_THE PROBLEM_: Pick out each line below containing "this".

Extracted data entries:
>>>>

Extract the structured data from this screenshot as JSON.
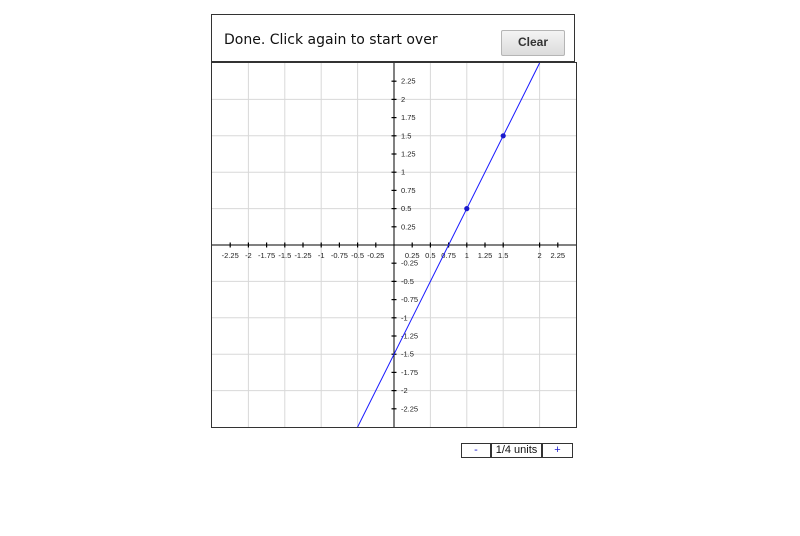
{
  "status": {
    "message": "Done. Click again to start over"
  },
  "toolbar": {
    "clear_label": "Clear"
  },
  "zoom": {
    "minus_label": "-",
    "units_label": "1/4 units",
    "plus_label": "+"
  },
  "colors": {
    "line": "#1a1aff",
    "point": "#1a1acc",
    "grid": "#d8d8d8",
    "axis": "#000000"
  },
  "chart_data": {
    "type": "line",
    "title": "",
    "xlabel": "",
    "ylabel": "",
    "xlim": [
      -2.5,
      2.5
    ],
    "ylim": [
      -2.5,
      2.5
    ],
    "grid": true,
    "grid_step": 0.5,
    "tick_step": 0.25,
    "x_ticks": [
      "-2.25",
      "-2",
      "-1.75",
      "-1.5",
      "-1.25",
      "-1",
      "-0.75",
      "-0.5",
      "-0.25",
      "0.25",
      "0.5",
      "0.75",
      "1",
      "1.25",
      "1.5",
      "2",
      "2.25"
    ],
    "y_ticks": [
      "2.25",
      "2",
      "1.75",
      "1.5",
      "1.25",
      "1",
      "0.75",
      "0.5",
      "0.25",
      "-0.25",
      "-0.5",
      "-0.75",
      "-1",
      "-1.25",
      "-1.5",
      "-1.75",
      "-2",
      "-2.25"
    ],
    "points": [
      {
        "x": 1,
        "y": 0.5
      },
      {
        "x": 1.5,
        "y": 1.5
      }
    ],
    "line": {
      "slope": 2,
      "intercept": -1.5
    }
  }
}
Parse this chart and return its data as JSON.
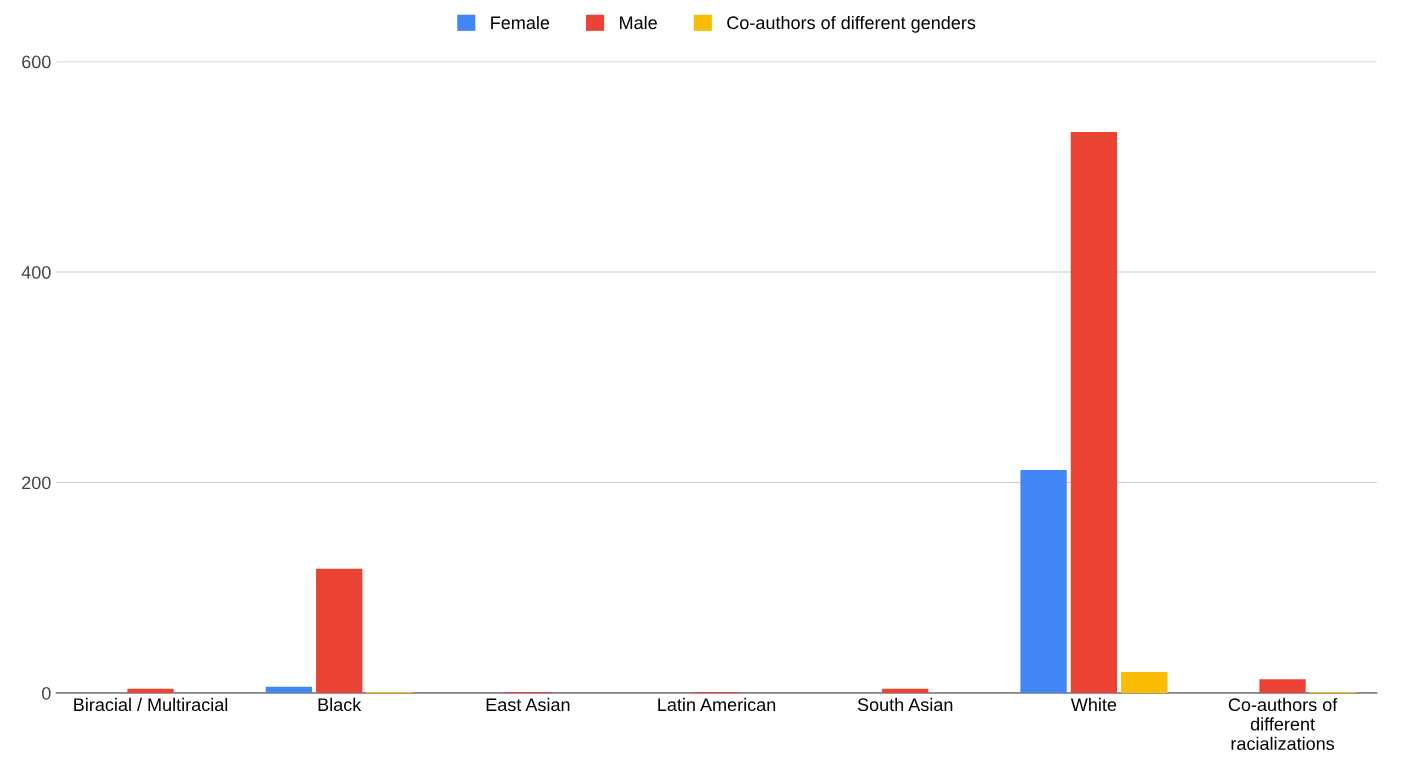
{
  "chart_data": {
    "type": "bar",
    "categories": [
      "Biracial / Multiracial",
      "Black",
      "East Asian",
      "Latin American",
      "South Asian",
      "White",
      "Co-authors of different racializations"
    ],
    "series": [
      {
        "name": "Female",
        "color": "#4285f4",
        "values": [
          0,
          6,
          0,
          0,
          0,
          212,
          0
        ]
      },
      {
        "name": "Male",
        "color": "#ea4335",
        "values": [
          4,
          118,
          1,
          1,
          4,
          533,
          13
        ]
      },
      {
        "name": "Co-authors of different genders",
        "color": "#fbbc04",
        "values": [
          0,
          1,
          0,
          0,
          0,
          20,
          1
        ]
      }
    ],
    "ylim": [
      0,
      600
    ],
    "yticks": [
      0,
      200,
      400,
      600
    ],
    "grid": "y",
    "legend": "top"
  }
}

<<<<

_EXPECTED ANSWER_:
Extract the structured data from this screenshot as JSON.
Parse this chart and return its data as JSON.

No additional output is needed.